• TASK TO COMPLETE: Keep only the lines of the data below that contain "structured", and copy them.

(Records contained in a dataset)
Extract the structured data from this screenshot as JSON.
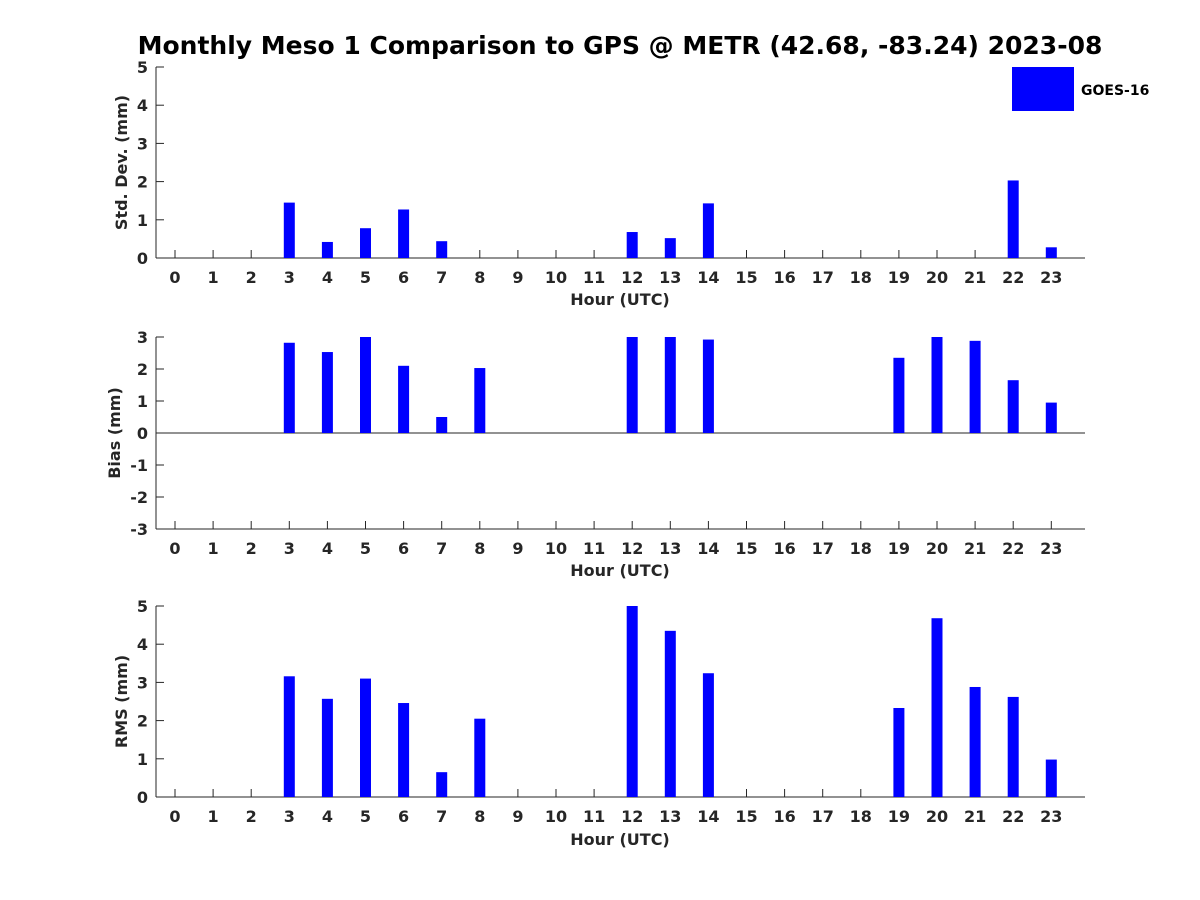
{
  "figure_title": "Monthly Meso 1 Comparison to GPS @ METR (42.68, -83.24) 2023-08",
  "legend": {
    "label": "GOES-16",
    "color": "#0000ff",
    "placement": "top-right"
  },
  "chart_data": [
    {
      "type": "bar",
      "xlabel": "Hour (UTC)",
      "ylabel": "Std. Dev. (mm)",
      "ylim": [
        0,
        5
      ],
      "yticks": [
        0,
        1,
        2,
        3,
        4,
        5
      ],
      "categories": [
        "0",
        "1",
        "2",
        "3",
        "4",
        "5",
        "6",
        "7",
        "8",
        "9",
        "10",
        "11",
        "12",
        "13",
        "14",
        "15",
        "16",
        "17",
        "18",
        "19",
        "20",
        "21",
        "22",
        "23"
      ],
      "series": [
        {
          "name": "GOES-16",
          "color": "#0000ff",
          "values": [
            null,
            null,
            null,
            1.45,
            0.42,
            0.78,
            1.27,
            0.44,
            null,
            null,
            null,
            null,
            0.68,
            0.52,
            1.43,
            null,
            null,
            null,
            null,
            null,
            null,
            null,
            2.03,
            0.28
          ]
        }
      ]
    },
    {
      "type": "bar",
      "xlabel": "Hour (UTC)",
      "ylabel": "Bias (mm)",
      "ylim": [
        -3,
        3
      ],
      "yticks": [
        -3,
        -2,
        -1,
        0,
        1,
        2,
        3
      ],
      "categories": [
        "0",
        "1",
        "2",
        "3",
        "4",
        "5",
        "6",
        "7",
        "8",
        "9",
        "10",
        "11",
        "12",
        "13",
        "14",
        "15",
        "16",
        "17",
        "18",
        "19",
        "20",
        "21",
        "22",
        "23"
      ],
      "series": [
        {
          "name": "GOES-16",
          "color": "#0000ff",
          "values": [
            null,
            null,
            null,
            2.82,
            2.53,
            3.0,
            2.1,
            0.5,
            2.03,
            null,
            null,
            null,
            3.0,
            3.0,
            2.92,
            null,
            null,
            null,
            null,
            2.35,
            3.0,
            2.88,
            1.65,
            0.95
          ]
        }
      ]
    },
    {
      "type": "bar",
      "xlabel": "Hour (UTC)",
      "ylabel": "RMS (mm)",
      "ylim": [
        0,
        5
      ],
      "yticks": [
        0,
        1,
        2,
        3,
        4,
        5
      ],
      "categories": [
        "0",
        "1",
        "2",
        "3",
        "4",
        "5",
        "6",
        "7",
        "8",
        "9",
        "10",
        "11",
        "12",
        "13",
        "14",
        "15",
        "16",
        "17",
        "18",
        "19",
        "20",
        "21",
        "22",
        "23"
      ],
      "series": [
        {
          "name": "GOES-16",
          "color": "#0000ff",
          "values": [
            null,
            null,
            null,
            3.16,
            2.57,
            3.1,
            2.46,
            0.65,
            2.05,
            null,
            null,
            null,
            5.0,
            4.35,
            3.24,
            null,
            null,
            null,
            null,
            2.33,
            4.68,
            2.88,
            2.62,
            0.98
          ]
        }
      ]
    }
  ]
}
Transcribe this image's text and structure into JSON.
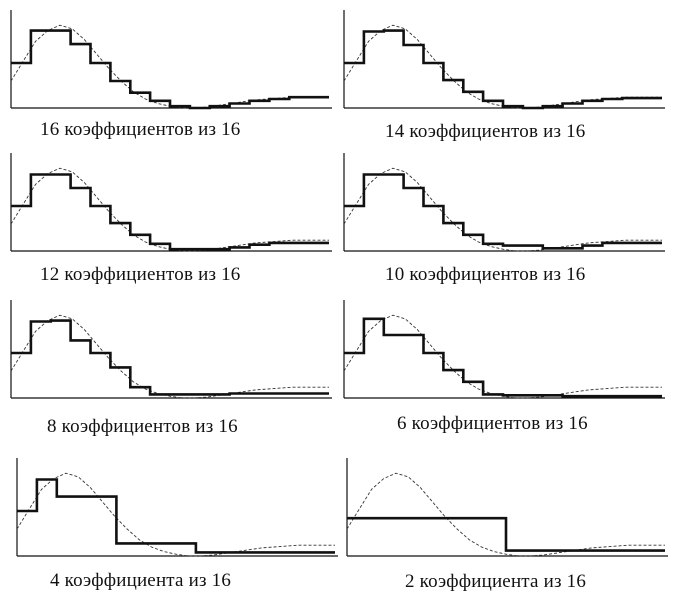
{
  "captions": [
    "16 коэффициентов из 16",
    "14 коэффициентов из 16",
    "12 коэффициентов из 16",
    "10 коэффициентов из 16",
    "8 коэффициентов из 16",
    "6 коэффициентов из 16",
    "4 коэффициента из 16",
    "2 коэффициента из 16"
  ],
  "panels": [
    {
      "coefficients_kept": 16,
      "step_values": [
        0.5,
        0.86,
        0.86,
        0.71,
        0.5,
        0.3,
        0.17,
        0.08,
        0.02,
        0.0,
        0.02,
        0.05,
        0.08,
        0.1,
        0.12,
        0.12
      ]
    },
    {
      "coefficients_kept": 14,
      "step_values": [
        0.5,
        0.85,
        0.86,
        0.7,
        0.5,
        0.31,
        0.18,
        0.08,
        0.02,
        0.0,
        0.02,
        0.05,
        0.08,
        0.1,
        0.11,
        0.11
      ]
    },
    {
      "coefficients_kept": 12,
      "step_values": [
        0.5,
        0.85,
        0.85,
        0.7,
        0.5,
        0.31,
        0.18,
        0.08,
        0.02,
        0.02,
        0.02,
        0.04,
        0.07,
        0.09,
        0.09,
        0.09
      ]
    },
    {
      "coefficients_kept": 10,
      "step_values": [
        0.5,
        0.85,
        0.85,
        0.7,
        0.5,
        0.31,
        0.18,
        0.08,
        0.06,
        0.06,
        0.03,
        0.03,
        0.06,
        0.09,
        0.09,
        0.09
      ]
    },
    {
      "coefficients_kept": 8,
      "step_values": [
        0.5,
        0.85,
        0.86,
        0.64,
        0.5,
        0.34,
        0.12,
        0.04,
        0.04,
        0.04,
        0.04,
        0.05,
        0.05,
        0.05,
        0.05,
        0.05
      ]
    },
    {
      "coefficients_kept": 6,
      "step_values": [
        0.5,
        0.88,
        0.7,
        0.7,
        0.5,
        0.31,
        0.18,
        0.04,
        0.03,
        0.03,
        0.03,
        0.02,
        0.02,
        0.02,
        0.02,
        0.02
      ]
    },
    {
      "coefficients_kept": 4,
      "step_values": [
        0.5,
        0.85,
        0.66,
        0.66,
        0.66,
        0.14,
        0.14,
        0.14,
        0.14,
        0.04,
        0.04,
        0.04,
        0.04,
        0.04,
        0.04,
        0.04
      ]
    },
    {
      "coefficients_kept": 2,
      "step_values": [
        0.42,
        0.42,
        0.42,
        0.42,
        0.42,
        0.42,
        0.42,
        0.42,
        0.06,
        0.06,
        0.06,
        0.06,
        0.06,
        0.06,
        0.06,
        0.06
      ]
    }
  ],
  "original_curve": [
    0.3,
    0.52,
    0.74,
    0.86,
    0.92,
    0.88,
    0.76,
    0.6,
    0.44,
    0.3,
    0.18,
    0.1,
    0.05,
    0.02,
    0.0,
    0.0,
    0.01,
    0.03,
    0.05,
    0.07,
    0.09,
    0.1,
    0.11,
    0.12,
    0.12,
    0.12,
    0.12
  ],
  "colors": {
    "step_line": "#111111",
    "curve_line": "#333333",
    "axis": "#111111"
  }
}
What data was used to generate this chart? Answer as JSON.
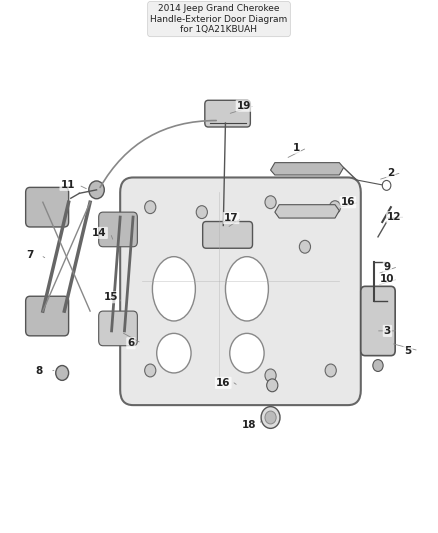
{
  "title": "2014 Jeep Grand Cherokee\nHandle-Exterior Door Diagram\nfor 1QA21KBUAH",
  "background_color": "#ffffff",
  "fig_width": 4.38,
  "fig_height": 5.33,
  "dpi": 100,
  "label_fontsize": 7.5,
  "label_color": "#222222",
  "line_color": "#555555",
  "component_color": "#888888"
}
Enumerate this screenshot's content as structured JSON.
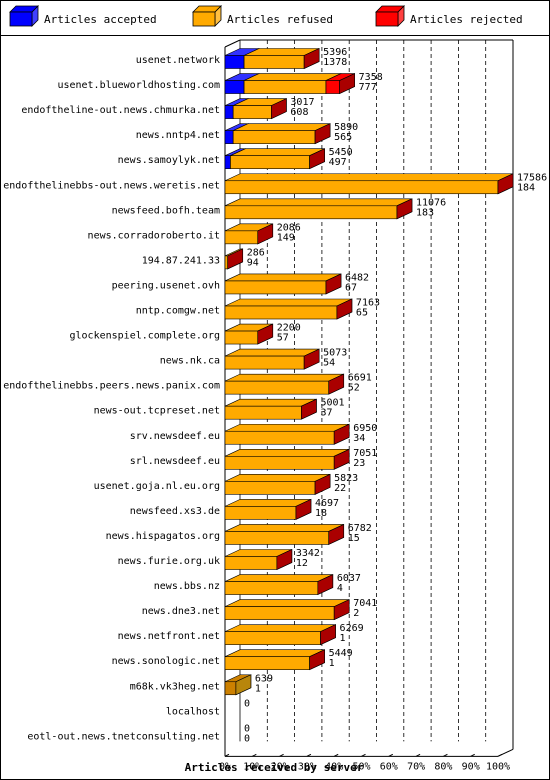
{
  "chart_data": {
    "type": "bar",
    "orientation": "horizontal",
    "stacked": true,
    "x_label": "Articles received by server",
    "x_ticks": [
      "0%",
      "10%",
      "20%",
      "30%",
      "40%",
      "50%",
      "60%",
      "70%",
      "80%",
      "90%",
      "100%"
    ],
    "legend": {
      "position": "top",
      "items": [
        {
          "name": "Articles accepted",
          "color": "#0000ff"
        },
        {
          "name": "Articles refused",
          "color": "#ffaa00"
        },
        {
          "name": "Articles rejected",
          "color": "#ff0000"
        }
      ]
    },
    "colors": {
      "accepted": "#0000ff",
      "refused": "#ffaa00",
      "rejected": "#ff0000",
      "mixed_top": "#cc8000",
      "mixed_side": "#b8860b",
      "rejected_dark": "#aa0000"
    },
    "servers": [
      {
        "name": "usenet.network",
        "total": "5396",
        "second": "1378",
        "accepted_pct": 7,
        "refused_pct": 22,
        "rejected_pct": 0
      },
      {
        "name": "usenet.blueworldhosting.com",
        "total": "7358",
        "second": "777",
        "accepted_pct": 7,
        "refused_pct": 30,
        "rejected_pct": 5
      },
      {
        "name": "endoftheline-out.news.chmurka.net",
        "total": "3017",
        "second": "608",
        "accepted_pct": 3,
        "refused_pct": 14,
        "rejected_pct": 0
      },
      {
        "name": "news.nntp4.net",
        "total": "5890",
        "second": "565",
        "accepted_pct": 3,
        "refused_pct": 30,
        "rejected_pct": 0
      },
      {
        "name": "news.samoylyk.net",
        "total": "5450",
        "second": "497",
        "accepted_pct": 2,
        "refused_pct": 29,
        "rejected_pct": 0
      },
      {
        "name": "endofthelinebbs-out.news.weretis.net",
        "total": "17586",
        "second": "184",
        "accepted_pct": 0,
        "refused_pct": 100,
        "rejected_pct": 0
      },
      {
        "name": "newsfeed.bofh.team",
        "total": "11076",
        "second": "183",
        "accepted_pct": 0,
        "refused_pct": 63,
        "rejected_pct": 0
      },
      {
        "name": "news.corradoroberto.it",
        "total": "2086",
        "second": "149",
        "accepted_pct": 0,
        "refused_pct": 12,
        "rejected_pct": 0
      },
      {
        "name": "194.87.241.33",
        "total": "286",
        "second": "94",
        "accepted_pct": 0,
        "refused_pct": 1,
        "rejected_pct": 0
      },
      {
        "name": "peering.usenet.ovh",
        "total": "6482",
        "second": "67",
        "accepted_pct": 0,
        "refused_pct": 37,
        "rejected_pct": 0
      },
      {
        "name": "nntp.comgw.net",
        "total": "7163",
        "second": "65",
        "accepted_pct": 0,
        "refused_pct": 41,
        "rejected_pct": 0
      },
      {
        "name": "glockenspiel.complete.org",
        "total": "2200",
        "second": "57",
        "accepted_pct": 0,
        "refused_pct": 12,
        "rejected_pct": 0
      },
      {
        "name": "news.nk.ca",
        "total": "5073",
        "second": "54",
        "accepted_pct": 0,
        "refused_pct": 29,
        "rejected_pct": 0
      },
      {
        "name": "endofthelinebbs.peers.news.panix.com",
        "total": "6691",
        "second": "52",
        "accepted_pct": 0,
        "refused_pct": 38,
        "rejected_pct": 0
      },
      {
        "name": "news-out.tcpreset.net",
        "total": "5001",
        "second": "37",
        "accepted_pct": 0,
        "refused_pct": 28,
        "rejected_pct": 0
      },
      {
        "name": "srv.newsdeef.eu",
        "total": "6950",
        "second": "34",
        "accepted_pct": 0,
        "refused_pct": 40,
        "rejected_pct": 0
      },
      {
        "name": "srl.newsdeef.eu",
        "total": "7051",
        "second": "23",
        "accepted_pct": 0,
        "refused_pct": 40,
        "rejected_pct": 0
      },
      {
        "name": "usenet.goja.nl.eu.org",
        "total": "5823",
        "second": "22",
        "accepted_pct": 0,
        "refused_pct": 33,
        "rejected_pct": 0
      },
      {
        "name": "newsfeed.xs3.de",
        "total": "4697",
        "second": "18",
        "accepted_pct": 0,
        "refused_pct": 26,
        "rejected_pct": 0
      },
      {
        "name": "news.hispagatos.org",
        "total": "6782",
        "second": "15",
        "accepted_pct": 0,
        "refused_pct": 38,
        "rejected_pct": 0
      },
      {
        "name": "news.furie.org.uk",
        "total": "3342",
        "second": "12",
        "accepted_pct": 0,
        "refused_pct": 19,
        "rejected_pct": 0
      },
      {
        "name": "news.bbs.nz",
        "total": "6037",
        "second": "4",
        "accepted_pct": 0,
        "refused_pct": 34,
        "rejected_pct": 0
      },
      {
        "name": "news.dne3.net",
        "total": "7041",
        "second": "2",
        "accepted_pct": 0,
        "refused_pct": 40,
        "rejected_pct": 0
      },
      {
        "name": "news.netfront.net",
        "total": "6269",
        "second": "1",
        "accepted_pct": 0,
        "refused_pct": 35,
        "rejected_pct": 0
      },
      {
        "name": "news.sonologic.net",
        "total": "5449",
        "second": "1",
        "accepted_pct": 0,
        "refused_pct": 31,
        "rejected_pct": 0
      },
      {
        "name": "m68k.vk3heg.net",
        "total": "639",
        "second": "1",
        "accepted_pct": 0,
        "refused_pct": 4,
        "rejected_pct": 0,
        "mixed": true
      },
      {
        "name": "localhost",
        "total": "0",
        "second": "",
        "accepted_pct": 0,
        "refused_pct": 0,
        "rejected_pct": 0
      },
      {
        "name": "eotl-out.news.tnetconsulting.net",
        "total": "0",
        "second": "0",
        "accepted_pct": 0,
        "refused_pct": 0,
        "rejected_pct": 0
      }
    ]
  }
}
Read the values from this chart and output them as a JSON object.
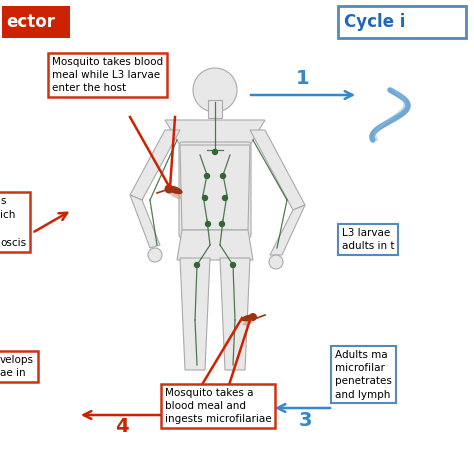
{
  "background_color": "#ffffff",
  "title_left": "ector",
  "title_right": "Cycle i",
  "title_left_color": "#cc2200",
  "title_right_color": "#2266bb",
  "title_left_bg": "#cc2200",
  "box1_text": "Mosquito takes blood\nmeal while L3 larvae\nenter the host",
  "box2_text": "L3 larvae \nadults in t",
  "box3_text": "Adults ma\nmicrofilar\npenetrates\nand lymph",
  "box4_text": "Mosquito takes a\nblood meal and\ningests microfilariae",
  "box5_text": "s\nich\n\noscis",
  "box6_text": "velops\nae in",
  "label1": "1",
  "label3": "3",
  "label4": "4",
  "arrow_blue": "#3388cc",
  "arrow_red": "#cc2200",
  "box_border_red": "#cc3311",
  "box_border_blue": "#5588bb",
  "body_outline": "#aaaaaa",
  "body_fill": "#e8e8e8",
  "lymph_color": "#336633",
  "mosquito_color": "#993311",
  "worm_color": "#5599cc"
}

• RESULT BELOW:
Extract the structured data from this screenshot as JSON.
Enumerate this screenshot's content as structured JSON.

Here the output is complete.